Stated problem —
Transcribe every line of the records verbatim.

— Start of Dataset rows —

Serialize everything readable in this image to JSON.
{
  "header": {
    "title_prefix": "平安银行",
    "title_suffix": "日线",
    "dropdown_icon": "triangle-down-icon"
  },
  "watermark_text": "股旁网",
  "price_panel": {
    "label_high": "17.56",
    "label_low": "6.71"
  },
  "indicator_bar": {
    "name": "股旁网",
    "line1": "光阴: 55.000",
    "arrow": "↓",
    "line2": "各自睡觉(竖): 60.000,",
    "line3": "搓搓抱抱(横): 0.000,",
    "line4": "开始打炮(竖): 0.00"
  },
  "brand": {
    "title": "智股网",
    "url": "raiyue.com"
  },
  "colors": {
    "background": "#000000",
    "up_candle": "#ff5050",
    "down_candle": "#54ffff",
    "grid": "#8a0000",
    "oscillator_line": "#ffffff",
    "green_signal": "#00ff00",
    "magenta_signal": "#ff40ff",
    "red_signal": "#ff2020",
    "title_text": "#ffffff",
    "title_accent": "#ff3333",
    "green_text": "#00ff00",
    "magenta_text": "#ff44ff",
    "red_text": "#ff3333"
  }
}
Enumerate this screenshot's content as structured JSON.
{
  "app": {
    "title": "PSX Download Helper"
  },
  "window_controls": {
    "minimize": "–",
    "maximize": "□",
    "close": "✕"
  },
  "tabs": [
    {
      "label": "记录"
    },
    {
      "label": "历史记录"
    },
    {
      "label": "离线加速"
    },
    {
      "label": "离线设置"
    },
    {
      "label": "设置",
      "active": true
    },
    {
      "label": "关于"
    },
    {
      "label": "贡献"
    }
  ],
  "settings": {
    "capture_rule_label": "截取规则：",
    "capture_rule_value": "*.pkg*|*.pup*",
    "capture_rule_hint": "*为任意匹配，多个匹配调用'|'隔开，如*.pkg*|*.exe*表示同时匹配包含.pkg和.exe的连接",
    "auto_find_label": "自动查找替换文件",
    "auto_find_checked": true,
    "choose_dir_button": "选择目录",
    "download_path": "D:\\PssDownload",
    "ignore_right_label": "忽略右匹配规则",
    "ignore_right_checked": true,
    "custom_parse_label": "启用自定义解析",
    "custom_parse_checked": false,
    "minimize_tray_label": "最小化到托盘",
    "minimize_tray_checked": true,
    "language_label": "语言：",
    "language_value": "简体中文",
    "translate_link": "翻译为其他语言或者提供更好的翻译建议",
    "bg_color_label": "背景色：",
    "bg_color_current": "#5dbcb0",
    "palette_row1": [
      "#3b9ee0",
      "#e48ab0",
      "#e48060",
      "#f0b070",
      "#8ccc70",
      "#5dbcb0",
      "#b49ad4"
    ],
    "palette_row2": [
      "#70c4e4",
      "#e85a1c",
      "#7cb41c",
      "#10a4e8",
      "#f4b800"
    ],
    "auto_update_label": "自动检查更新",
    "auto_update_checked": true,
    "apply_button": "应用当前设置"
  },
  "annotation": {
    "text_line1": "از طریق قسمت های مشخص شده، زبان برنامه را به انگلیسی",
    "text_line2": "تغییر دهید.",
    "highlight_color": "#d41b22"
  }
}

— End of Dataset rows —

Complete output —
Serialize everything readable in this image to JSON.
{
  "header": {
    "title_prefix": "平安银行",
    "title_suffix": "日线",
    "dropdown_icon": "triangle-down-icon"
  },
  "watermark_text": "股旁网",
  "price_panel": {
    "label_high": "17.56",
    "label_low": "6.71"
  },
  "indicator_bar": {
    "name": "股旁网",
    "line1": "光阴: 55.000",
    "arrow": "↓",
    "line2": "各自睡觉(竖): 60.000,",
    "line3": "搓搓抱抱(横): 0.000,",
    "line4": "开始打炮(竖): 0.00"
  },
  "brand": {
    "title": "智股网",
    "url": "raiyue.com"
  },
  "colors": {
    "background": "#000000",
    "up_candle": "#ff5050",
    "down_candle": "#54ffff",
    "grid": "#8a0000",
    "oscillator_line": "#ffffff",
    "green_signal": "#00ff00",
    "magenta_signal": "#ff40ff",
    "red_signal": "#ff2020",
    "title_text": "#ffffff",
    "title_accent": "#ff3333",
    "green_text": "#00ff00",
    "magenta_text": "#ff44ff",
    "red_text": "#ff3333"
  }
}
Enumerate this screenshot's content as structured JSON.
{
  "app": {
    "title": "PSX Download Helper"
  },
  "window_controls": {
    "minimize": "–",
    "maximize": "□",
    "close": "✕"
  },
  "tabs": [
    {
      "label": "记录"
    },
    {
      "label": "历史记录"
    },
    {
      "label": "离线加速"
    },
    {
      "label": "离线设置"
    },
    {
      "label": "设置",
      "active": true
    },
    {
      "label": "关于"
    },
    {
      "label": "贡献"
    }
  ],
  "settings": {
    "capture_rule_label": "截取规则：",
    "capture_rule_value": "*.pkg*|*.pup*",
    "capture_rule_hint": "*为任意匹配，多个匹配调用'|'隔开，如*.pkg*|*.exe*表示同时匹配包含.pkg和.exe的连接",
    "auto_find_label": "自动查找替换文件",
    "auto_find_checked": true,
    "choose_dir_button": "选择目录",
    "download_path": "D:\\PssDownload",
    "ignore_right_label": "忽略右匹配规则",
    "ignore_right_checked": true,
    "custom_parse_label": "启用自定义解析",
    "custom_parse_checked": false,
    "minimize_tray_label": "最小化到托盘",
    "minimize_tray_checked": true,
    "language_label": "语言：",
    "language_value": "简体中文",
    "translate_link": "翻译为其他语言或者提供更好的翻译建议",
    "bg_color_label": "背景色：",
    "bg_color_current": "#5dbcb0",
    "palette_row1": [
      "#3b9ee0",
      "#e48ab0",
      "#e48060",
      "#f0b070",
      "#8ccc70",
      "#5dbcb0",
      "#b49ad4"
    ],
    "palette_row2": [
      "#70c4e4",
      "#e85a1c",
      "#7cb41c",
      "#10a4e8",
      "#f4b800"
    ],
    "auto_update_label": "自动检查更新",
    "auto_update_checked": true,
    "apply_button": "应用当前设置"
  },
  "annotation": {
    "text_line1": "از طریق قسمت های مشخص شده، زبان برنامه را به انگلیسی",
    "text_line2": "تغییر دهید.",
    "highlight_color": "#d41b22"
  }
}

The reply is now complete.